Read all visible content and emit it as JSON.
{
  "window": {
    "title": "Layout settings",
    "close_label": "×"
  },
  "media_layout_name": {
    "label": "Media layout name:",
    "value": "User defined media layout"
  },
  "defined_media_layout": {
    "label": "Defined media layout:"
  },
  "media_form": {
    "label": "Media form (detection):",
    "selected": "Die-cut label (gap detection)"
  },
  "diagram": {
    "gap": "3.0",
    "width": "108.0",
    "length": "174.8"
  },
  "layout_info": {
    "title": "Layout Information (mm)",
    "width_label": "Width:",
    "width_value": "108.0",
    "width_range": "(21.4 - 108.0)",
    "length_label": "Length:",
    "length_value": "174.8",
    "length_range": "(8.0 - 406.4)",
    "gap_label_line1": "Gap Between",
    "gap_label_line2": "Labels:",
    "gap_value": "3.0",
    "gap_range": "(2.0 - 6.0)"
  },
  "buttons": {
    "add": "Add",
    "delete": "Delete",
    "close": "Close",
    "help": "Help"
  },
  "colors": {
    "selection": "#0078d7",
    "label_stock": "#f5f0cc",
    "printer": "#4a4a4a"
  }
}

--- What to work on ---
Output the records exactly, including every line.

--- Correct response ---
Read all visible content and emit it as JSON.
{
  "window": {
    "title": "Layout settings",
    "close_label": "×"
  },
  "media_layout_name": {
    "label": "Media layout name:",
    "value": "User defined media layout"
  },
  "defined_media_layout": {
    "label": "Defined media layout:"
  },
  "media_form": {
    "label": "Media form (detection):",
    "selected": "Die-cut label (gap detection)"
  },
  "diagram": {
    "gap": "3.0",
    "width": "108.0",
    "length": "174.8"
  },
  "layout_info": {
    "title": "Layout Information (mm)",
    "width_label": "Width:",
    "width_value": "108.0",
    "width_range": "(21.4 - 108.0)",
    "length_label": "Length:",
    "length_value": "174.8",
    "length_range": "(8.0 - 406.4)",
    "gap_label_line1": "Gap Between",
    "gap_label_line2": "Labels:",
    "gap_value": "3.0",
    "gap_range": "(2.0 - 6.0)"
  },
  "buttons": {
    "add": "Add",
    "delete": "Delete",
    "close": "Close",
    "help": "Help"
  },
  "colors": {
    "selection": "#0078d7",
    "label_stock": "#f5f0cc",
    "printer": "#4a4a4a"
  }
}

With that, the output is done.